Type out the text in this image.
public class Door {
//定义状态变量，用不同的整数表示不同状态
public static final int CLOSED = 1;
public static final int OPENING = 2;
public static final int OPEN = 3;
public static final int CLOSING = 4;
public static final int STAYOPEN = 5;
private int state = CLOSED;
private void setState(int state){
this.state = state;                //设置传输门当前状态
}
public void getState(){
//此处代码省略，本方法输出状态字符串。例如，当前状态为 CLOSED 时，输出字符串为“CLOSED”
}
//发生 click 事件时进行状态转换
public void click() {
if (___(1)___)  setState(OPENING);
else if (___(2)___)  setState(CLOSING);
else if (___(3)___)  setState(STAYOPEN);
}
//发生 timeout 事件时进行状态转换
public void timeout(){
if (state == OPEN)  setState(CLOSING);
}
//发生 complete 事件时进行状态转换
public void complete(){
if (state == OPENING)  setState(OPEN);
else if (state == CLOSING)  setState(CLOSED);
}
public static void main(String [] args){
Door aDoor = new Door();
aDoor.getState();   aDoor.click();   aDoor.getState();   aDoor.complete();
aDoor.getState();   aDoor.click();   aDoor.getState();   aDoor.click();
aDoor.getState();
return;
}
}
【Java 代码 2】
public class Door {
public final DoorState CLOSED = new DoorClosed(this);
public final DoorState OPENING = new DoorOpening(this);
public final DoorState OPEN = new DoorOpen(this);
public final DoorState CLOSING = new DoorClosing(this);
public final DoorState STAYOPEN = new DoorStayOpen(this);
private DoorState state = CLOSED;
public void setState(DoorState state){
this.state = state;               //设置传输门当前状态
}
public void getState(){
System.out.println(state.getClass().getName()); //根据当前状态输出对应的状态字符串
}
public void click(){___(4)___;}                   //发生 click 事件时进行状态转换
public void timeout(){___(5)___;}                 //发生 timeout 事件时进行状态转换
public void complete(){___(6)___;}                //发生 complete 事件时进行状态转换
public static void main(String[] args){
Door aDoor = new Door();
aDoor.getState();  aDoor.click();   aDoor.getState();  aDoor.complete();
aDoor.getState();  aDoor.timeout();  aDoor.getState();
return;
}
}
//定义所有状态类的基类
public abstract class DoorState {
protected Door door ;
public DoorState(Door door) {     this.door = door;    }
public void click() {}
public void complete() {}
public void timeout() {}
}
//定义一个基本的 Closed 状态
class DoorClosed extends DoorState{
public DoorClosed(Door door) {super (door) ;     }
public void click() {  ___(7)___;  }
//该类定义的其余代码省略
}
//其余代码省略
════
■ JOB
Reproduce every line from the entries that holds the word "CLOSING".

■ EXERCISE ANSWER
public static final int CLOSING = 4;
else if (___(2)___)  setState(CLOSING);
if (state == OPEN)  setState(CLOSING);
else if (state == CLOSING)  setState(CLOSED);
public final DoorState CLOSING = new DoorClosing(this);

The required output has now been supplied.